## PAGE
## start
In the
first part of this article I looked into the development that brought us Hadoop 2.
Let's now try to analyze whether Hadoop 2 is ready for general
consumption, or if it’s all just a business hype at this point. Are you
better off sticking to the old, not-that-energetic grandpa who,
nonetheless, delivers every time or going riding with the younger fella
who might be a bit "unstable"?
New features
Hadoop 2 introduces a few very important features such as
- HDFS High Availability (HA) with . This is what it does:
...In
order for the Standby node to keep its state synchronized with the
Active node in this implementation, both nodes communicate with a group
of separate daemons called JournalNodes…In the event of a fail-over, the
Standby will ensure that it has read all of the edits from the
JournalNodes before promoting itself to the Active state. This ensures
that the namespace state is fully synchronized before a fail-over
occurs.
There's an alternative approach to HDFS HA that requires an external filer (an
NAS or NFS server to store a copy of the HDFS edit logs). In the case of
failure of the primary NameNode, a new one can be brought over and the
network-stored copy of the logs can be used to serve the clients. This
is essentially a less optimal approach than QJM, as it involves more
moving parts and requires more complex dev.ops.
## end
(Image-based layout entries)
## start
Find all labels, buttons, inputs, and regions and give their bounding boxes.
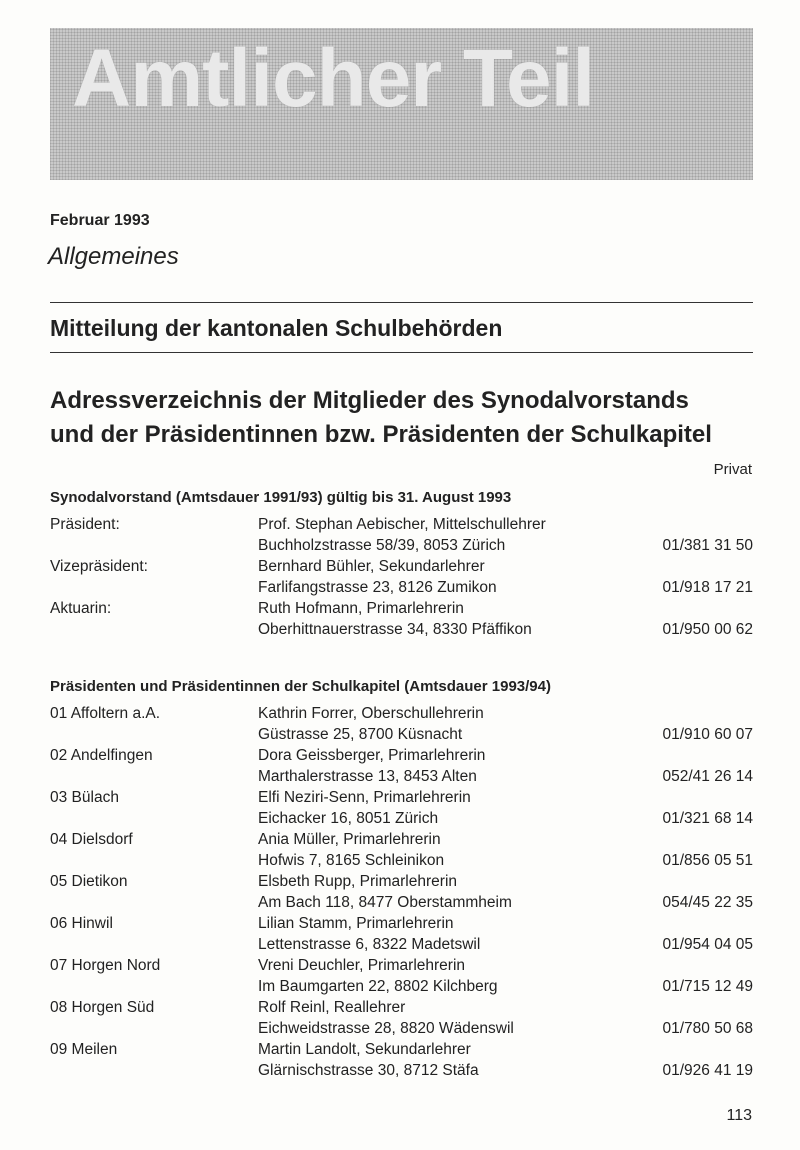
row-address: Glärnischstrasse 30, 8712 Stäfa — [258, 1062, 479, 1079]
row-address: Lettenstrasse 6, 8322 Madetswil — [258, 936, 481, 953]
row-role: 03 Bülach — [50, 789, 119, 806]
row-phone: 052/41 26 14 — [662, 768, 753, 785]
article-title-line-2: und der Präsidentinnen bzw. Präsidenten der Schulkapitel — [50, 421, 712, 448]
row-name: Vreni Deuchler, Primarlehrerin — [258, 957, 466, 974]
issue-date: Februar 1993 — [50, 212, 150, 229]
row-name: Bernhard Bühler, Sekundarlehrer — [258, 558, 485, 575]
row-phone: 01/950 00 62 — [662, 621, 753, 638]
kapitel-row — [50, 873, 753, 915]
row-phone: 01/910 60 07 — [662, 726, 753, 743]
divider-top — [50, 302, 753, 303]
row-name: Elfi Neziri-Senn, Primarlehrerin — [258, 789, 471, 806]
column-label-privat: Privat — [713, 461, 752, 478]
banner-title: Amtlicher Teil — [72, 33, 595, 124]
row-phone: 01/926 41 19 — [662, 1062, 753, 1079]
row-phone: 01/321 68 14 — [662, 810, 753, 827]
article-title-line-1: Adressverzeichnis der Mitglieder des Synodalvorstands — [50, 387, 689, 414]
kapitel-heading: Präsidenten und Präsidentinnen der Schulkapitel (Amtsdauer 1993/94) — [50, 678, 551, 695]
row-phone: 01/954 04 05 — [662, 936, 753, 953]
row-name: Lilian Stamm, Primarlehrerin — [258, 915, 454, 932]
synodal-row — [50, 558, 753, 600]
row-phone: 01/381 31 50 — [662, 537, 753, 554]
synodal-row — [50, 600, 753, 642]
row-name: Ania Müller, Primarlehrerin — [258, 831, 441, 848]
kapitel-row — [50, 831, 753, 873]
row-role: 09 Meilen — [50, 1041, 118, 1058]
row-address: Güstrasse 25, 8700 Küsnacht — [258, 726, 463, 743]
row-phone: 054/45 22 35 — [662, 894, 753, 911]
row-address: Oberhittnauerstrasse 34, 8330 Pfäffikon — [258, 621, 532, 638]
row-address: Eichweidstrasse 28, 8820 Wädenswil — [258, 1020, 514, 1037]
row-name: Elsbeth Rupp, Primarlehrerin — [258, 873, 458, 890]
row-address: Buchholzstrasse 58/39, 8053 Zürich — [258, 537, 506, 554]
headline: Mitteilung der kantonalen Schulbehörden — [50, 315, 503, 341]
kapitel-row — [50, 747, 753, 789]
row-role: 08 Horgen Süd — [50, 999, 155, 1016]
row-role: 02 Andelfingen — [50, 747, 153, 764]
kapitel-row — [50, 789, 753, 831]
kapitel-row — [50, 915, 753, 957]
kapitel-row — [50, 1041, 753, 1083]
row-address: Marthalerstrasse 13, 8453 Alten — [258, 768, 477, 785]
kapitel-row — [50, 705, 753, 747]
row-name: Ruth Hofmann, Primarlehrerin — [258, 600, 464, 617]
row-role: 04 Dielsdorf — [50, 831, 133, 848]
section-title: Allgemeines — [48, 243, 179, 270]
row-role: Präsident: — [50, 516, 120, 533]
row-role: 01 Affoltern a.A. — [50, 705, 161, 722]
row-phone: 01/780 50 68 — [662, 1020, 753, 1037]
row-name: Kathrin Forrer, Oberschullehrerin — [258, 705, 484, 722]
row-phone: 01/856 05 51 — [662, 852, 753, 869]
row-role: Vizepräsident: — [50, 558, 148, 575]
row-name: Martin Landolt, Sekundarlehrer — [258, 1041, 471, 1058]
row-role: Aktuarin: — [50, 600, 112, 617]
divider-bottom — [50, 352, 753, 353]
row-address: Hofwis 7, 8165 Schleinikon — [258, 852, 445, 869]
row-name: Rolf Reinl, Reallehrer — [258, 999, 406, 1016]
row-role: 07 Horgen Nord — [50, 957, 161, 974]
synodal-heading: Synodalvorstand (Amtsdauer 1991/93) gültig bis 31. August 1993 — [50, 489, 512, 506]
row-phone: 01/715 12 49 — [662, 978, 753, 995]
row-name: Dora Geissberger, Primarlehrerin — [258, 747, 486, 764]
kapitel-row — [50, 999, 753, 1041]
row-address: Am Bach 118, 8477 Oberstammheim — [258, 894, 512, 911]
row-role: 06 Hinwil — [50, 915, 113, 932]
page-number: 113 — [726, 1107, 752, 1124]
header-banner — [50, 28, 753, 180]
kapitel-row — [50, 957, 753, 999]
row-address: Farlifangstrasse 23, 8126 Zumikon — [258, 579, 497, 596]
row-role: 05 Dietikon — [50, 873, 128, 890]
row-address: Im Baumgarten 22, 8802 Kilchberg — [258, 978, 498, 995]
row-phone: 01/918 17 21 — [662, 579, 753, 596]
synodal-row — [50, 516, 753, 558]
row-name: Prof. Stephan Aebischer, Mittelschullehrer — [258, 516, 546, 533]
row-address: Eichacker 16, 8051 Zürich — [258, 810, 439, 827]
## end
## DIRECTIONS FOR THIS TASK
Reproduce the whole Hadoop 2 text word for word. The lines after the Hadoop 2 text are separate material.

## FULL ANSWER
In the
first part of this article I looked into the development that brought us Hadoop 2.
Let's now try to analyze whether Hadoop 2 is ready for general
consumption, or if it’s all just a business hype at this point. Are you
better off sticking to the old, not-that-energetic grandpa who,
nonetheless, delivers every time or going riding with the younger fella
who might be a bit "unstable"?
New features
Hadoop 2 introduces a few very important features such as
- HDFS High Availability (HA) with . This is what it does:
...In
order for the Standby node to keep its state synchronized with the
Active node in this implementation, both nodes communicate with a group
of separate daemons called JournalNodes…In the event of a fail-over, the
Standby will ensure that it has read all of the edits from the
JournalNodes before promoting itself to the Active state. This ensures
that the namespace state is fully synchronized before a fail-over
occurs.
There's an alternative approach to HDFS HA that requires an external filer (an
NAS or NFS server to store a copy of the HDFS edit logs). In the case of
failure of the primary NameNode, a new one can be brought over and the
network-stored copy of the logs can be used to serve the clients. This
is essentially a less optimal approach than QJM, as it involves more
moving parts and requires more complex dev.ops.